Search the material and gather each line with "CORRELATION" in it.

[start SUPPLIED DATA]

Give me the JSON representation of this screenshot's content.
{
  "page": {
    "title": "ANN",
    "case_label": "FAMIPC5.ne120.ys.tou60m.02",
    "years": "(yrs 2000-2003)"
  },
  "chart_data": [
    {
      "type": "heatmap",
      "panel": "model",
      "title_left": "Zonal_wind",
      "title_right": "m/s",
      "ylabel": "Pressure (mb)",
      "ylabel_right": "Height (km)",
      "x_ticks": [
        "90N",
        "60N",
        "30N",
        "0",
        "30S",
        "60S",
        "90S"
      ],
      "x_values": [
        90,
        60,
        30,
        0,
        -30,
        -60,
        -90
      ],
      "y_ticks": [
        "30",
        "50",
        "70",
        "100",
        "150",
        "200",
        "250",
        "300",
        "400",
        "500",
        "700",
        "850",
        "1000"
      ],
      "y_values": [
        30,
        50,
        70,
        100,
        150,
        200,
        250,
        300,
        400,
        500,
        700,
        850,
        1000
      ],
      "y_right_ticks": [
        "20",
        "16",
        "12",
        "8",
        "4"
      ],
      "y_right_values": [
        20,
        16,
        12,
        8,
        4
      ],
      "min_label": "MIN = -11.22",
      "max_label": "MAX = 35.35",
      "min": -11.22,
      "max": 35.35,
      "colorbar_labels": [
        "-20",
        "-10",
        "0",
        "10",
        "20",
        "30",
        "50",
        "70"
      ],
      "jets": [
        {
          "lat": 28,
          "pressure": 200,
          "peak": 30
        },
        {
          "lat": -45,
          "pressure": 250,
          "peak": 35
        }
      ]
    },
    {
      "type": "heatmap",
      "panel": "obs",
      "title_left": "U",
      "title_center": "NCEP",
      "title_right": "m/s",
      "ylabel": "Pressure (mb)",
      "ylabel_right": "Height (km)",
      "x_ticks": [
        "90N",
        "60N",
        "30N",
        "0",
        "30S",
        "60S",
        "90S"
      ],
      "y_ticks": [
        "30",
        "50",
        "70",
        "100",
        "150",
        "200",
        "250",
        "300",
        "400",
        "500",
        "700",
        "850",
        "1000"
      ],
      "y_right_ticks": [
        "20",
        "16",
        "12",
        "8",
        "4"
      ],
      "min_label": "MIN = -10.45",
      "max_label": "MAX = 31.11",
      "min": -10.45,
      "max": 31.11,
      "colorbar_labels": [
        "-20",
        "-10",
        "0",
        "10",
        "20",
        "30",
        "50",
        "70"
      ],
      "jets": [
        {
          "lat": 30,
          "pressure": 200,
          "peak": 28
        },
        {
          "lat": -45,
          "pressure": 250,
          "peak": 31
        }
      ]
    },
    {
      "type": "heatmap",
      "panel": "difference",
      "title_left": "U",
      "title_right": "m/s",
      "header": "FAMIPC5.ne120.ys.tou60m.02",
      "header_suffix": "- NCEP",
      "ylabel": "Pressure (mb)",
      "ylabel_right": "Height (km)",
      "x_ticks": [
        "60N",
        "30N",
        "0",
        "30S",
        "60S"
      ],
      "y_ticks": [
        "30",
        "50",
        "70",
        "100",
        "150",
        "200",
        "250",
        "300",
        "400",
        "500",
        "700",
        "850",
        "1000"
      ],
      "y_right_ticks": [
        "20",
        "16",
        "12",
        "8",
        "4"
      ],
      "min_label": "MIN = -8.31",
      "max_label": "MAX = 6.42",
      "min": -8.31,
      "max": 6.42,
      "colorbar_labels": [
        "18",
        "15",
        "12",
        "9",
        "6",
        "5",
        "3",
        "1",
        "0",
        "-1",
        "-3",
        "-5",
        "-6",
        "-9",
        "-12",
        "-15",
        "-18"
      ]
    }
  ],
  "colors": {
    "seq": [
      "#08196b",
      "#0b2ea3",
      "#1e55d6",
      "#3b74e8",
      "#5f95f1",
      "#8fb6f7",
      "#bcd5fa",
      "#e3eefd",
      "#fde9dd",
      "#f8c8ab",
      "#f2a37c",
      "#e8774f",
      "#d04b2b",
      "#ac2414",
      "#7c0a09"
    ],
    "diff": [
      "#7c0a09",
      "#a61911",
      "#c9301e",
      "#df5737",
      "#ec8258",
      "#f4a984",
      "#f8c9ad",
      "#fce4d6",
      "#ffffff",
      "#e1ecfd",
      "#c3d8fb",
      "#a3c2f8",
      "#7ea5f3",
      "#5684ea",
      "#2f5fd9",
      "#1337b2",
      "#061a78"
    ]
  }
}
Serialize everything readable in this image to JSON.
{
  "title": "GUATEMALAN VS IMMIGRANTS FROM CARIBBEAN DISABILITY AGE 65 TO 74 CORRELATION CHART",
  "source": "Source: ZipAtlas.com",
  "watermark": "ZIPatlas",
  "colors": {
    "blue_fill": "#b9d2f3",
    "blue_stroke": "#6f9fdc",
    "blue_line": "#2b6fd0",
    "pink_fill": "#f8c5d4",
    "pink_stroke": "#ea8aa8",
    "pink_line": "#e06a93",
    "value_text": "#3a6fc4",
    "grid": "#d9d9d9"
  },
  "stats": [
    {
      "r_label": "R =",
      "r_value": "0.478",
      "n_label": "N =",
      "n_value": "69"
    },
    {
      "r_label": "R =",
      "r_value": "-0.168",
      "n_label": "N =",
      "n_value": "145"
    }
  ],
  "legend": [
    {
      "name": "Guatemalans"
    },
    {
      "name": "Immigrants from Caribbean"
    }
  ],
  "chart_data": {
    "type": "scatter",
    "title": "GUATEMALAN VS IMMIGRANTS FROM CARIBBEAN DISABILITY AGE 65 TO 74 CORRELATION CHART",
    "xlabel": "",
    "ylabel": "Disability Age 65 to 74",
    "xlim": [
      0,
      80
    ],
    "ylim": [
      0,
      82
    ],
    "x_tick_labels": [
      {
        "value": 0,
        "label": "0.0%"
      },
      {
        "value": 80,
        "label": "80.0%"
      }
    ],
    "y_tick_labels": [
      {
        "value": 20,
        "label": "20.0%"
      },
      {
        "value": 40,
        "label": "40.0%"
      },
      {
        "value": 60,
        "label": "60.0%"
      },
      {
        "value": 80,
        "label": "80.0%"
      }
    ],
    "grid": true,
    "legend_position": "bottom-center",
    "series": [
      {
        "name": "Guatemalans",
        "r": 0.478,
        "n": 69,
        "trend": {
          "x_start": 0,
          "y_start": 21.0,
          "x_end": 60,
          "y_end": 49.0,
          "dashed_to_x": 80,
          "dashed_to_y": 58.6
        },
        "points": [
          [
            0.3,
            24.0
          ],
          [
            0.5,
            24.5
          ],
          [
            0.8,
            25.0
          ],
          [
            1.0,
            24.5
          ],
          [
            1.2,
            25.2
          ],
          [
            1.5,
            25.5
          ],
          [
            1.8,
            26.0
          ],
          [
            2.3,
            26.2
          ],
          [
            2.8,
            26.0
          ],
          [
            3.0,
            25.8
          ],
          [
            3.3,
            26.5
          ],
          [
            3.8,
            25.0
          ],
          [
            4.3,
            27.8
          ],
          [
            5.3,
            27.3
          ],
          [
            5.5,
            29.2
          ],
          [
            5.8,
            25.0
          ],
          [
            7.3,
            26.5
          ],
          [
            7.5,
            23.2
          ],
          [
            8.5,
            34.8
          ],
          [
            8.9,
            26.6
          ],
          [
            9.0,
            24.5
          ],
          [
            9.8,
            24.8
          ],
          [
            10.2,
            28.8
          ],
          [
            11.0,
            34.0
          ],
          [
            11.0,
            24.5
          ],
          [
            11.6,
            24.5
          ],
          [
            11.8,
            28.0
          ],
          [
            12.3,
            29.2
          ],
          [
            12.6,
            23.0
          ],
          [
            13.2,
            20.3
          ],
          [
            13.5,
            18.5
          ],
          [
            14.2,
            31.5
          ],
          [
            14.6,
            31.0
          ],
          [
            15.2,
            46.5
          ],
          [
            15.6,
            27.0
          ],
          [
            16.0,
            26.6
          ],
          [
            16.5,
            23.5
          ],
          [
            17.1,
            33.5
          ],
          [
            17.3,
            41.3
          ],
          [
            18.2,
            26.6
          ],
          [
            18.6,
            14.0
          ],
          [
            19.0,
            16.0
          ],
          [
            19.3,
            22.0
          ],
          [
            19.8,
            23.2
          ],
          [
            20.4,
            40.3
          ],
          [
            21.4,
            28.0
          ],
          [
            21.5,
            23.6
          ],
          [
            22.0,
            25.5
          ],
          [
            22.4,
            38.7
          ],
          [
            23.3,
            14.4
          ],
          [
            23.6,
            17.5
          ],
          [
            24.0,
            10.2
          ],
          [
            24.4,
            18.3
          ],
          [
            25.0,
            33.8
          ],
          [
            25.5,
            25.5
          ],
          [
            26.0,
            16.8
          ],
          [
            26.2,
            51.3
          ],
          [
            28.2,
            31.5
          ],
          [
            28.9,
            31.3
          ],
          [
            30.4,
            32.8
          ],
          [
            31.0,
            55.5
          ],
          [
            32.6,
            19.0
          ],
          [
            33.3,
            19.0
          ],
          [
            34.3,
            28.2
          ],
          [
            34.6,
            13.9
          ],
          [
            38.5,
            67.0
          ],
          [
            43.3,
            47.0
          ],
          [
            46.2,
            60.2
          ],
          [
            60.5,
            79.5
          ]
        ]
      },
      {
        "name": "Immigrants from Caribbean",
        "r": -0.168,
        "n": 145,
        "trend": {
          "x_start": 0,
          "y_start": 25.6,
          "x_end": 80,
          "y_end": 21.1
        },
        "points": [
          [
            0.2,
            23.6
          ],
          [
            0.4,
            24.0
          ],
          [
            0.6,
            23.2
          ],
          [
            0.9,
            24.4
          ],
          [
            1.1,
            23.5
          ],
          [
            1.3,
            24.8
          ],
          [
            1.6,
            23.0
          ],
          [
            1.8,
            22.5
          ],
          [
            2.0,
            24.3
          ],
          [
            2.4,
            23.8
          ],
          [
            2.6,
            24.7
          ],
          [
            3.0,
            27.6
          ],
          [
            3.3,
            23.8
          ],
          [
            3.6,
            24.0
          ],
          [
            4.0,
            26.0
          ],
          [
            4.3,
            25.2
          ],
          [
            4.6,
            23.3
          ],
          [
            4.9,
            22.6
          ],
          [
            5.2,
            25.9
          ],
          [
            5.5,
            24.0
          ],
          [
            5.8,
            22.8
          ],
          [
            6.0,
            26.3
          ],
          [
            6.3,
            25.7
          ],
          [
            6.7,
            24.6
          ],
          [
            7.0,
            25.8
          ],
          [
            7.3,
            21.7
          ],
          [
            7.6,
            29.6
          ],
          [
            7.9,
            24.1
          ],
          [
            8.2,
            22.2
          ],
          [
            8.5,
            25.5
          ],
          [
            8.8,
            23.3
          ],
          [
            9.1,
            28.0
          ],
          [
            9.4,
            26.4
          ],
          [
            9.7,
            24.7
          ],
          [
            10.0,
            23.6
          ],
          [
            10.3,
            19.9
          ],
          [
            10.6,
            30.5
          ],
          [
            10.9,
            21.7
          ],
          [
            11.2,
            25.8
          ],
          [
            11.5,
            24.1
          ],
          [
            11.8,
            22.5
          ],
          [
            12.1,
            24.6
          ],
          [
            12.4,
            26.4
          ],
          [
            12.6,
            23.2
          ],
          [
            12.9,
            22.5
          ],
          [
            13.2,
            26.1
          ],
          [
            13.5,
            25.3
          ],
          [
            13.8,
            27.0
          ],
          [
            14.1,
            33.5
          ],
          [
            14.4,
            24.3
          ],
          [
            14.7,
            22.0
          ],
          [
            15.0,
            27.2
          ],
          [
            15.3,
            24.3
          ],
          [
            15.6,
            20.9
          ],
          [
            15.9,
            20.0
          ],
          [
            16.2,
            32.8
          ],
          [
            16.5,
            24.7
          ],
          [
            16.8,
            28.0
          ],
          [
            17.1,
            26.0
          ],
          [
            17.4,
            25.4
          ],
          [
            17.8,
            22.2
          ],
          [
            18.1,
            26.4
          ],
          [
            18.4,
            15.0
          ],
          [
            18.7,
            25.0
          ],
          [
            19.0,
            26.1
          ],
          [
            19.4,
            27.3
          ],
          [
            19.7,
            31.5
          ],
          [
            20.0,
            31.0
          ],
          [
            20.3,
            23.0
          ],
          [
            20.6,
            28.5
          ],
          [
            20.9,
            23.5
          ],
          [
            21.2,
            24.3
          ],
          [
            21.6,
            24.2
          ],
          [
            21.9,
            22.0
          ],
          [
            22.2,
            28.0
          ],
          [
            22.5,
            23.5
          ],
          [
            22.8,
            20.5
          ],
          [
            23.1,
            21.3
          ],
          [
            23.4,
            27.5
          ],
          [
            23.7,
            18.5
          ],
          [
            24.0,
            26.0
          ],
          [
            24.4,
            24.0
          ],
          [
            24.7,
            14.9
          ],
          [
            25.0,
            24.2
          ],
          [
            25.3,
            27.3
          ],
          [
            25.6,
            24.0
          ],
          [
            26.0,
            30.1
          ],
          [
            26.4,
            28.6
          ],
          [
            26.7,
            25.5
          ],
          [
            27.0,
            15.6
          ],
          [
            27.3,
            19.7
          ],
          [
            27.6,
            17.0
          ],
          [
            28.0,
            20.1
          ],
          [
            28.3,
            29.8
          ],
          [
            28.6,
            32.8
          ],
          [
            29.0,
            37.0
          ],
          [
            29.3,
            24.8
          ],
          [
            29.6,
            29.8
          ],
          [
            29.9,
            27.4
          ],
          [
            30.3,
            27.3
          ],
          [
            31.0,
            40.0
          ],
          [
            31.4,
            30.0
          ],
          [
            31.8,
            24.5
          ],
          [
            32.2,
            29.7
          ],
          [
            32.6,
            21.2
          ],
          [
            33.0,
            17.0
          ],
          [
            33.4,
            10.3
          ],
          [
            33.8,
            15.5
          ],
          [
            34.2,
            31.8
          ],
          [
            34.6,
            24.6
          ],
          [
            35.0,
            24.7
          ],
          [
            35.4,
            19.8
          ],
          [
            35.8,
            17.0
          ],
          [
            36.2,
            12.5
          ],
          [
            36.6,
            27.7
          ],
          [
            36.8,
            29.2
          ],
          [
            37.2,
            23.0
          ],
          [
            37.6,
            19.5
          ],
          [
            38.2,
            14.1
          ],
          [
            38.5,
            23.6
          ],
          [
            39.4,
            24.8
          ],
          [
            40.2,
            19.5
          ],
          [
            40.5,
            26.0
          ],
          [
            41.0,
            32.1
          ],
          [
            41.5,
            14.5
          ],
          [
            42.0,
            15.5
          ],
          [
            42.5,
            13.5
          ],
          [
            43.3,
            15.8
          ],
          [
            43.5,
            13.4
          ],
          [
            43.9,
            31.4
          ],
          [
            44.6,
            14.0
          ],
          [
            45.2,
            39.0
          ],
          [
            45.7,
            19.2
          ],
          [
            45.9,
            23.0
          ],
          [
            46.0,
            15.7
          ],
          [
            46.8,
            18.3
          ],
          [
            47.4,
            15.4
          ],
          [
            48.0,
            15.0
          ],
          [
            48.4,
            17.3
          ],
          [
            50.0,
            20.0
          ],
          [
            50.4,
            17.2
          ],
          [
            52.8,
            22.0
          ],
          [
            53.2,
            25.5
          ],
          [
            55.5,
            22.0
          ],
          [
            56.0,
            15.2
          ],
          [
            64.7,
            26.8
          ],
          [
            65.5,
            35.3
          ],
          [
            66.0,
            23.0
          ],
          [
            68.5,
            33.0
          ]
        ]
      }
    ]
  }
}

[end SUPPLIED DATA]

> _COMPLETE OUTPUT_:
  "title": "GUATEMALAN VS IMMIGRANTS FROM CARIBBEAN DISABILITY AGE 65 TO 74 CORRELATION CHART",
    "title": "GUATEMALAN VS IMMIGRANTS FROM CARIBBEAN DISABILITY AGE 65 TO 74 CORRELATION CHART",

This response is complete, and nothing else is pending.